Document segment
University of Texas Endowment Invests $500 Million in Gold

Fund managers at the University of Texas endowment are allotting money to a commodity that most investors turn to when they expect high inflation and economic hardship.

(July 19, 2010) Amid fears and expectations of turbulent international financial markets and high inflation, the University of Texas has invested $500 million in gold, a commodity whose value usually only grows due to fears of inflation.

“The $500 million commitment in gold by UTIMCO was a tactical allocation decision made by management,” said Bruce Zimmerman, CEO and chief investment officer of the University of Texas Investment Management Co. (UTIMCO) to ai5000. “UTIMCO has been laddering in this exposure over a number of months. The investment in gold was a hedge against lack of confidence in financial assets due to lack of government fiscal and monetary discipline.”

Your tasks
1. According to the article on the University of Texas gold investment, what did Bruce Zimmerman say the gold investment was a hedge against?
2. Please carry on the article about the University of Texas endowment's gold investment, picking up right after its last sentence.
The lines that follow are separate material and are not part of the article on the University of Texas gold investment.

Information supplied
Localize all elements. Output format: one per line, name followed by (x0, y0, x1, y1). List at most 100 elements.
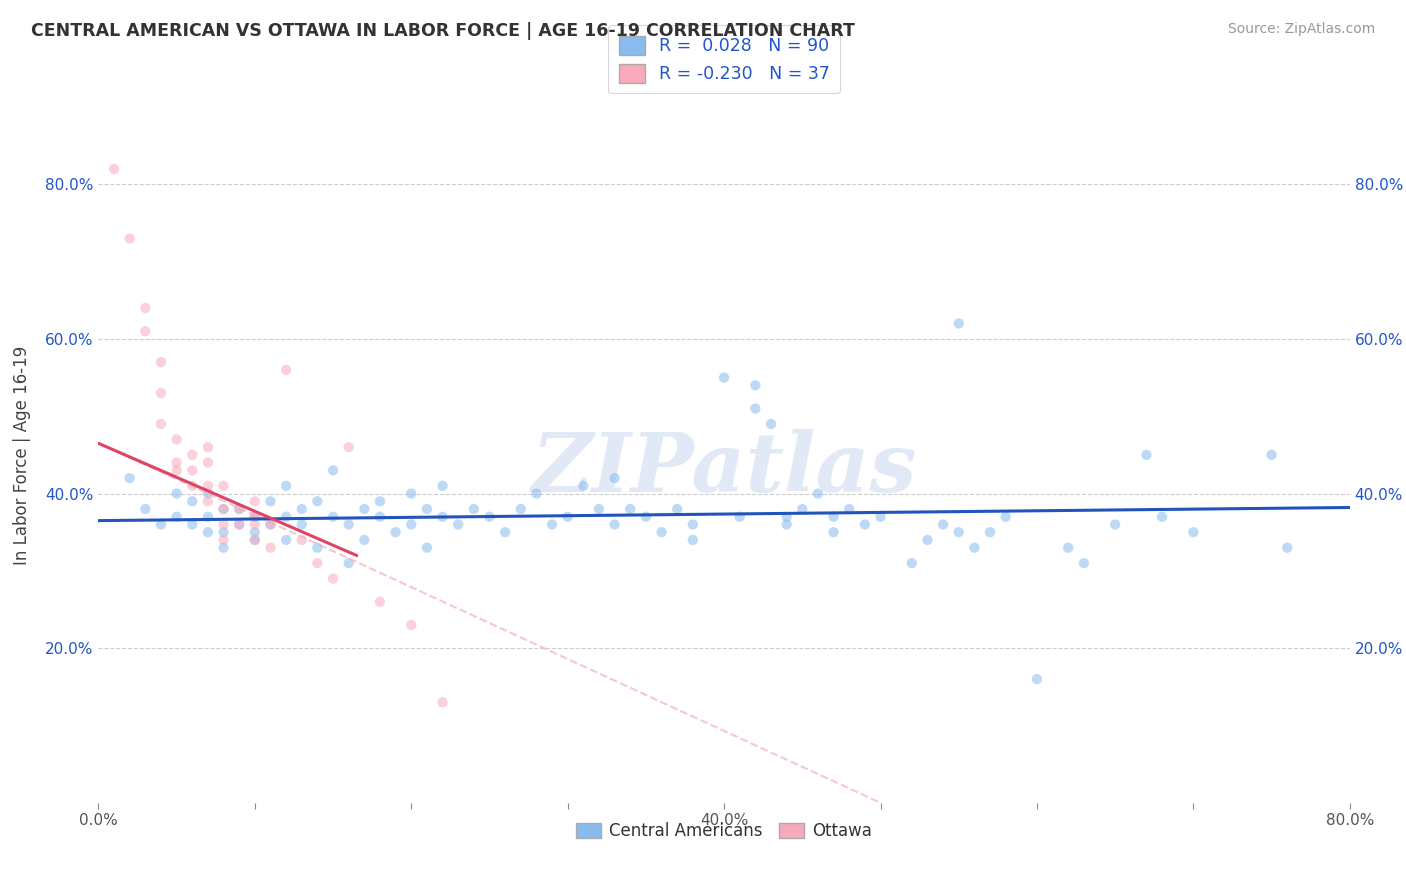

Answers per task
1. It was a hedge against lack of confidence in financial assets due to lack of government fiscal and monetary discipline.

2.
While most managers of university endowments seek investments with potential to grow independently as opposed to simply hedging against inflation and volatility in currency, the investment in gold — a rare investment for a university — reflects concern among fund managers regarding the future outlook of the world’s financial system.

Still, the fund’s gold purchase equates to a small fraction of its overall value, representing only 3% of UTIMCO’s total portfolio of $22.3 billion in investment funds, which includes investments for all UT system schools and for the Permanent University Fund. The investment in gold will be managed internally by staff at UTIMCO, which manages $16 billion in assets for the University of Texas System, Austin.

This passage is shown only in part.